- _What you will do_: Set down all of the entries word for word, omitting the images they contain.

[Part of a data file]
________

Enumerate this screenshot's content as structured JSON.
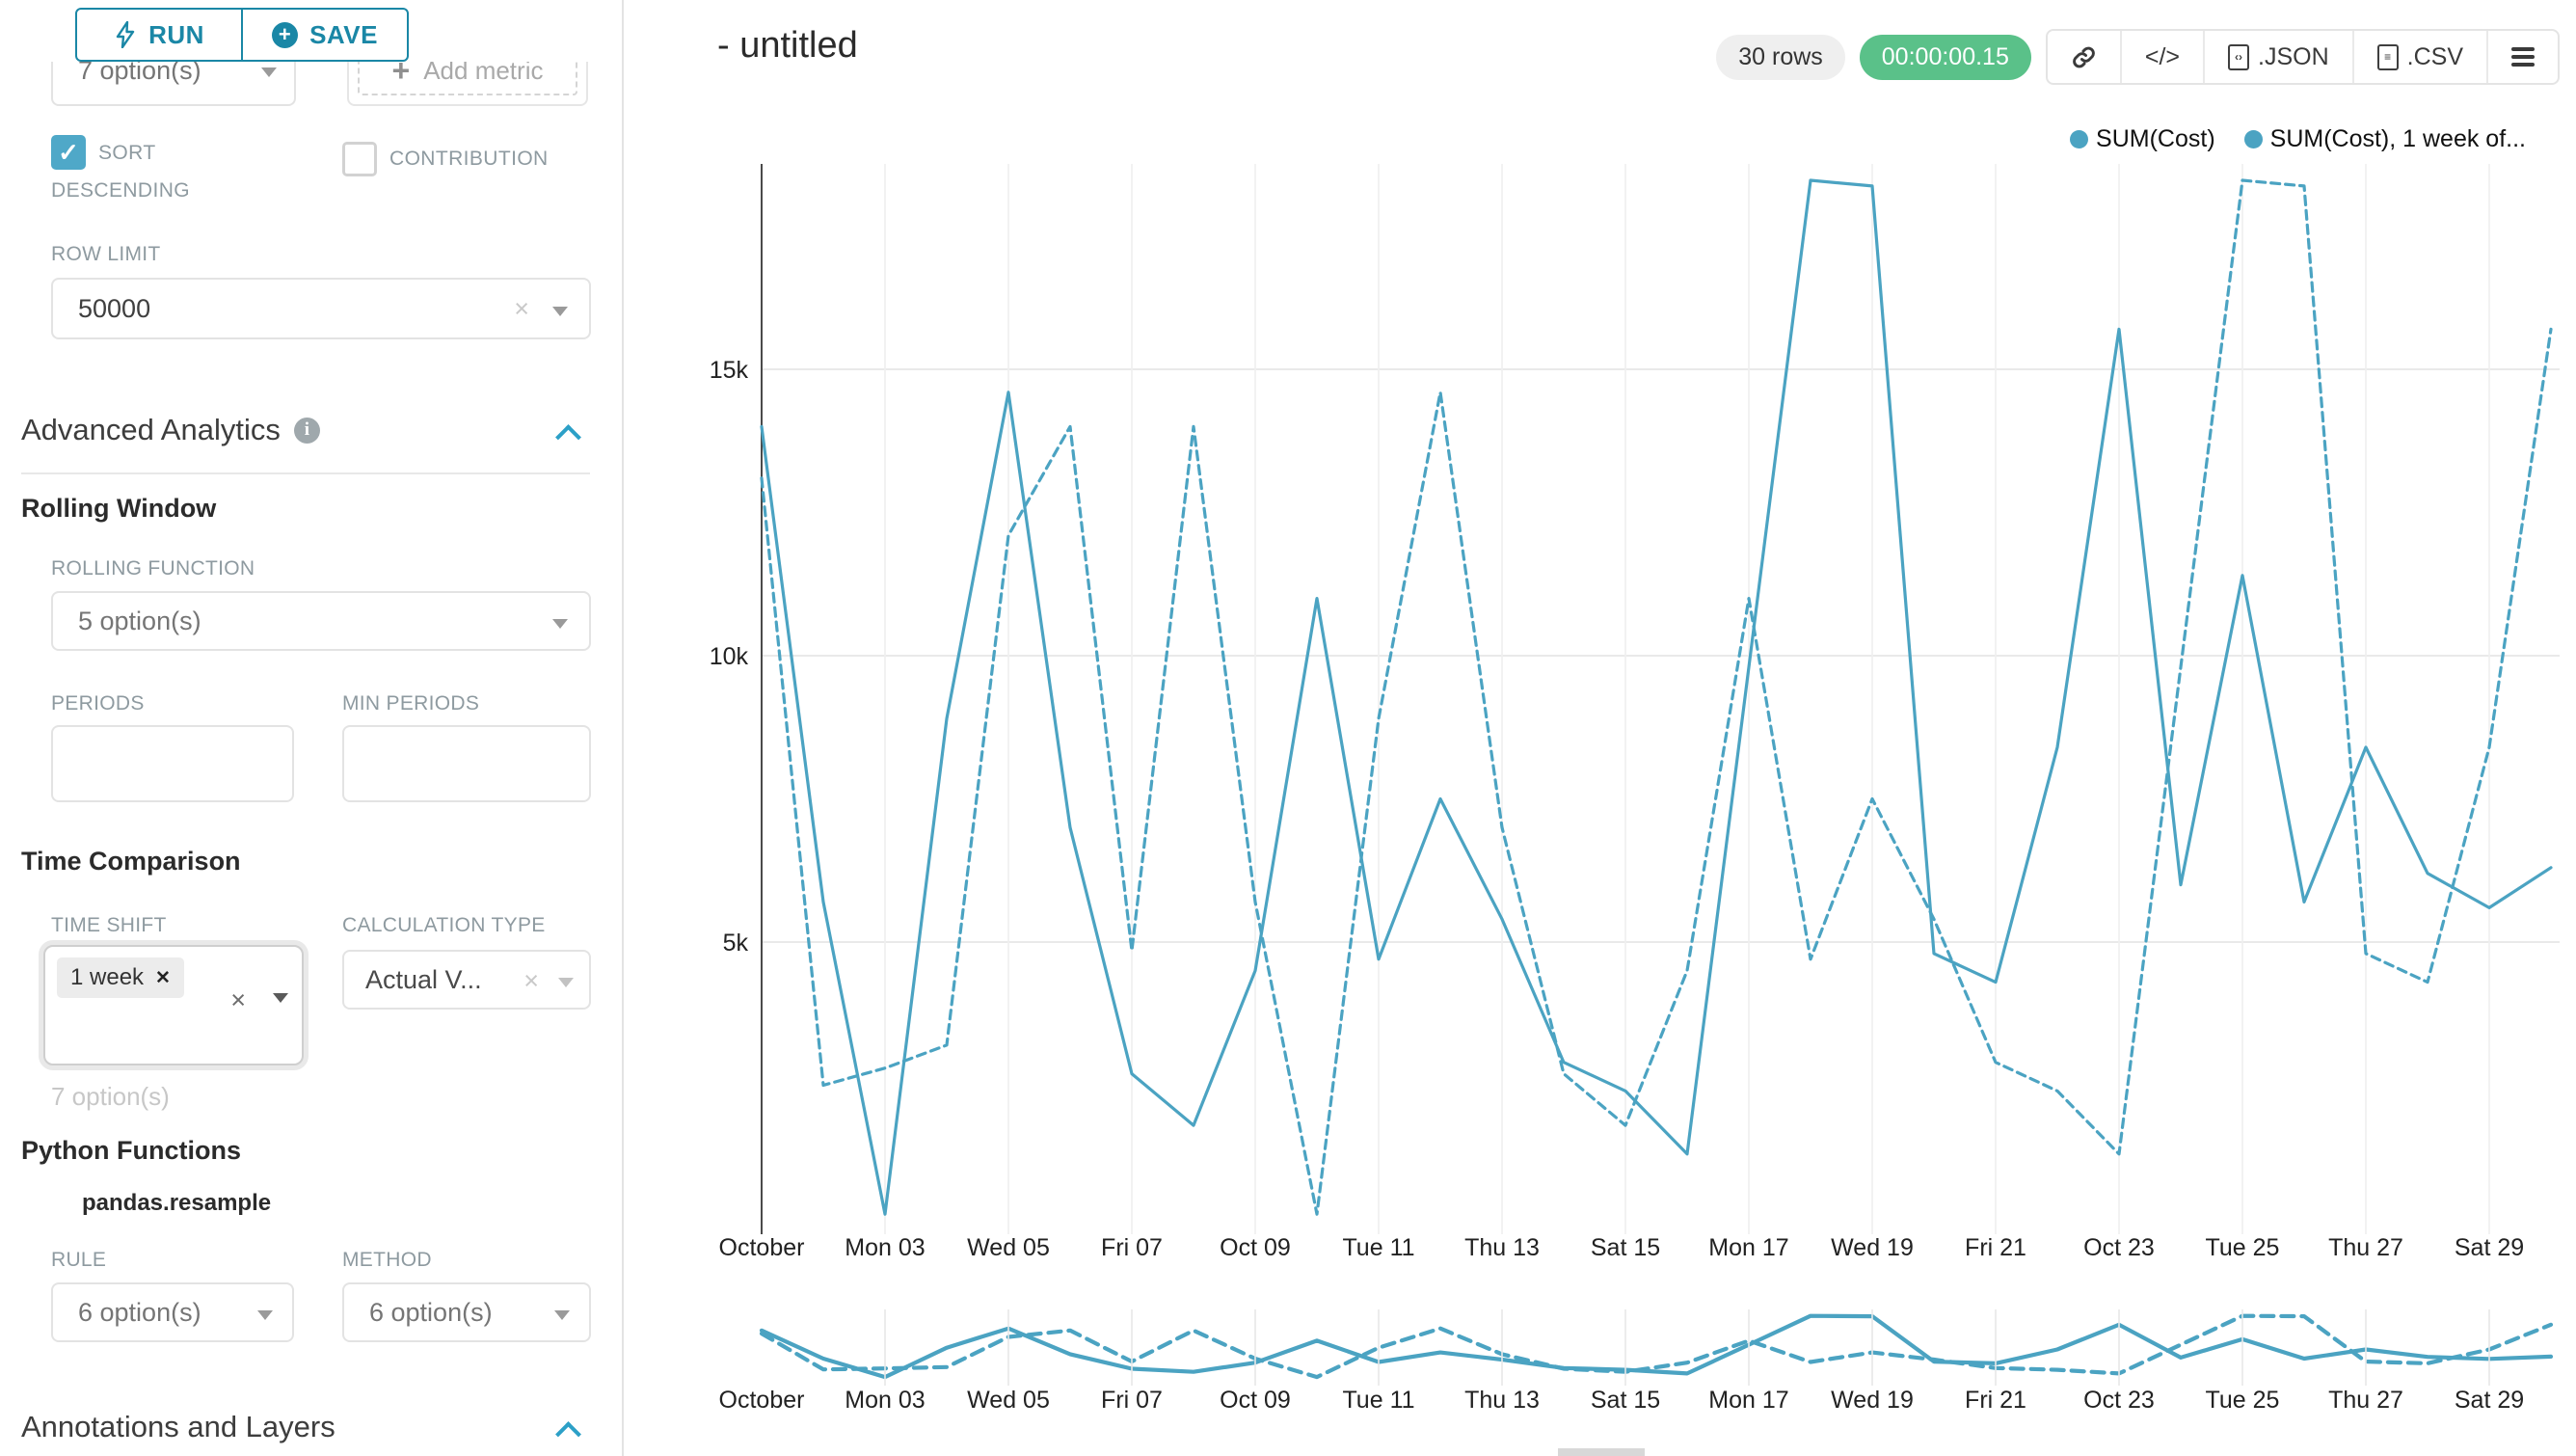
{
  "sidebar": {
    "run_label": "RUN",
    "save_label": "SAVE",
    "groupby_select_value": "7 option(s)",
    "add_metric_label": "Add metric",
    "sort_descending_label": "SORT DESCENDING",
    "contribution_label": "CONTRIBUTION",
    "row_limit_label": "ROW LIMIT",
    "row_limit_value": "50000",
    "advanced_analytics_title": "Advanced Analytics",
    "rolling_window_title": "Rolling Window",
    "rolling_function_label": "ROLLING FUNCTION",
    "rolling_function_value": "5 option(s)",
    "periods_label": "PERIODS",
    "min_periods_label": "MIN PERIODS",
    "time_comparison_title": "Time Comparison",
    "time_shift_label": "TIME SHIFT",
    "time_shift_tag": "1 week",
    "time_shift_helper": "7 option(s)",
    "calculation_type_label": "CALCULATION TYPE",
    "calculation_type_value": "Actual V...",
    "python_functions_title": "Python Functions",
    "pandas_resample_label": "pandas.resample",
    "rule_label": "RULE",
    "rule_value": "6 option(s)",
    "method_label": "METHOD",
    "method_value": "6 option(s)",
    "annotations_title": "Annotations and Layers"
  },
  "header": {
    "title": "- untitled",
    "rows_badge": "30 rows",
    "timer_badge": "00:00:00.15",
    "code_button_label": "</>",
    "export_json_label": ".JSON",
    "export_csv_label": ".CSV"
  },
  "icons": {
    "run": "lightning-bolt-icon",
    "save": "plus-circle-icon",
    "info": "info-icon",
    "collapse": "chevron-up-icon",
    "share": "link-icon",
    "code": "code-icon",
    "menu": "hamburger-icon",
    "file": "file-icon"
  },
  "colors": {
    "accent_teal": "#1a87a6",
    "checkbox_teal": "#4fa8c8",
    "chevron_teal": "#2ca0c7",
    "timer_green": "#5ac189",
    "line_teal": "#4ba3c2"
  },
  "chart_data": {
    "type": "line",
    "title": "- untitled",
    "x_days": 30,
    "x_tick_labels": [
      "October",
      "Mon 03",
      "Wed 05",
      "Fri 07",
      "Oct 09",
      "Tue 11",
      "Thu 13",
      "Sat 15",
      "Mon 17",
      "Wed 19",
      "Fri 21",
      "Oct 23",
      "Tue 25",
      "Thu 27",
      "Sat 29"
    ],
    "ytick_labels": [
      "5k",
      "10k",
      "15k"
    ],
    "ytick_values": [
      5000,
      10000,
      15000
    ],
    "ylim": [
      0,
      18600
    ],
    "grid": true,
    "legend_position": "top-right",
    "color": "#4ba3c2",
    "legend": [
      "SUM(Cost)",
      "SUM(Cost), 1 week of..."
    ],
    "series": [
      {
        "name": "SUM(Cost)",
        "style": "solid",
        "values": [
          14000,
          5700,
          250,
          8900,
          14600,
          7000,
          2700,
          1800,
          4500,
          11000,
          4700,
          7500,
          5400,
          2900,
          2400,
          1300,
          9800,
          18300,
          18200,
          4800,
          4300,
          8400,
          15700,
          6000,
          11400,
          5700,
          8400,
          6200,
          5600,
          6300
        ]
      },
      {
        "name": "SUM(Cost), 1 week offset",
        "style": "dashed",
        "values": [
          13100,
          2500,
          2800,
          3200,
          12100,
          14000,
          4850,
          14000,
          5700,
          250,
          8900,
          14600,
          7000,
          2700,
          1800,
          4500,
          11000,
          4700,
          7500,
          5400,
          2900,
          2400,
          1300,
          9800,
          18300,
          18200,
          4800,
          4300,
          8400,
          15700
        ]
      }
    ],
    "has_mini_chart": true
  }
}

________

- _The answer_:
Enumerate this screenshot's content as structured JSON.
{
  "sidebar": {
    "run_label": "RUN",
    "save_label": "SAVE",
    "groupby_select_value": "7 option(s)",
    "add_metric_label": "Add metric",
    "sort_descending_label": "SORT DESCENDING",
    "contribution_label": "CONTRIBUTION",
    "row_limit_label": "ROW LIMIT",
    "row_limit_value": "50000",
    "advanced_analytics_title": "Advanced Analytics",
    "rolling_window_title": "Rolling Window",
    "rolling_function_label": "ROLLING FUNCTION",
    "rolling_function_value": "5 option(s)",
    "periods_label": "PERIODS",
    "min_periods_label": "MIN PERIODS",
    "time_comparison_title": "Time Comparison",
    "time_shift_label": "TIME SHIFT",
    "time_shift_tag": "1 week",
    "time_shift_helper": "7 option(s)",
    "calculation_type_label": "CALCULATION TYPE",
    "calculation_type_value": "Actual V...",
    "python_functions_title": "Python Functions",
    "pandas_resample_label": "pandas.resample",
    "rule_label": "RULE",
    "rule_value": "6 option(s)",
    "method_label": "METHOD",
    "method_value": "6 option(s)",
    "annotations_title": "Annotations and Layers"
  },
  "header": {
    "title": "- untitled",
    "rows_badge": "30 rows",
    "timer_badge": "00:00:00.15",
    "code_button_label": "</>",
    "export_json_label": ".JSON",
    "export_csv_label": ".CSV"
  },
  "icons": {
    "run": "lightning-bolt-icon",
    "save": "plus-circle-icon",
    "info": "info-icon",
    "collapse": "chevron-up-icon",
    "share": "link-icon",
    "code": "code-icon",
    "menu": "hamburger-icon",
    "file": "file-icon"
  },
  "colors": {
    "accent_teal": "#1a87a6",
    "checkbox_teal": "#4fa8c8",
    "chevron_teal": "#2ca0c7",
    "timer_green": "#5ac189",
    "line_teal": "#4ba3c2"
  },
  "chart_data": {
    "type": "line",
    "title": "- untitled",
    "x_days": 30,
    "x_tick_labels": [
      "October",
      "Mon 03",
      "Wed 05",
      "Fri 07",
      "Oct 09",
      "Tue 11",
      "Thu 13",
      "Sat 15",
      "Mon 17",
      "Wed 19",
      "Fri 21",
      "Oct 23",
      "Tue 25",
      "Thu 27",
      "Sat 29"
    ],
    "ytick_labels": [
      "5k",
      "10k",
      "15k"
    ],
    "ytick_values": [
      5000,
      10000,
      15000
    ],
    "ylim": [
      0,
      18600
    ],
    "grid": true,
    "legend_position": "top-right",
    "color": "#4ba3c2",
    "legend": [
      "SUM(Cost)",
      "SUM(Cost), 1 week of..."
    ],
    "series": [
      {
        "name": "SUM(Cost)",
        "style": "solid",
        "values": [
          14000,
          5700,
          250,
          8900,
          14600,
          7000,
          2700,
          1800,
          4500,
          11000,
          4700,
          7500,
          5400,
          2900,
          2400,
          1300,
          9800,
          18300,
          18200,
          4800,
          4300,
          8400,
          15700,
          6000,
          11400,
          5700,
          8400,
          6200,
          5600,
          6300
        ]
      },
      {
        "name": "SUM(Cost), 1 week offset",
        "style": "dashed",
        "values": [
          13100,
          2500,
          2800,
          3200,
          12100,
          14000,
          4850,
          14000,
          5700,
          250,
          8900,
          14600,
          7000,
          2700,
          1800,
          4500,
          11000,
          4700,
          7500,
          5400,
          2900,
          2400,
          1300,
          9800,
          18300,
          18200,
          4800,
          4300,
          8400,
          15700
        ]
      }
    ],
    "has_mini_chart": true
  }
}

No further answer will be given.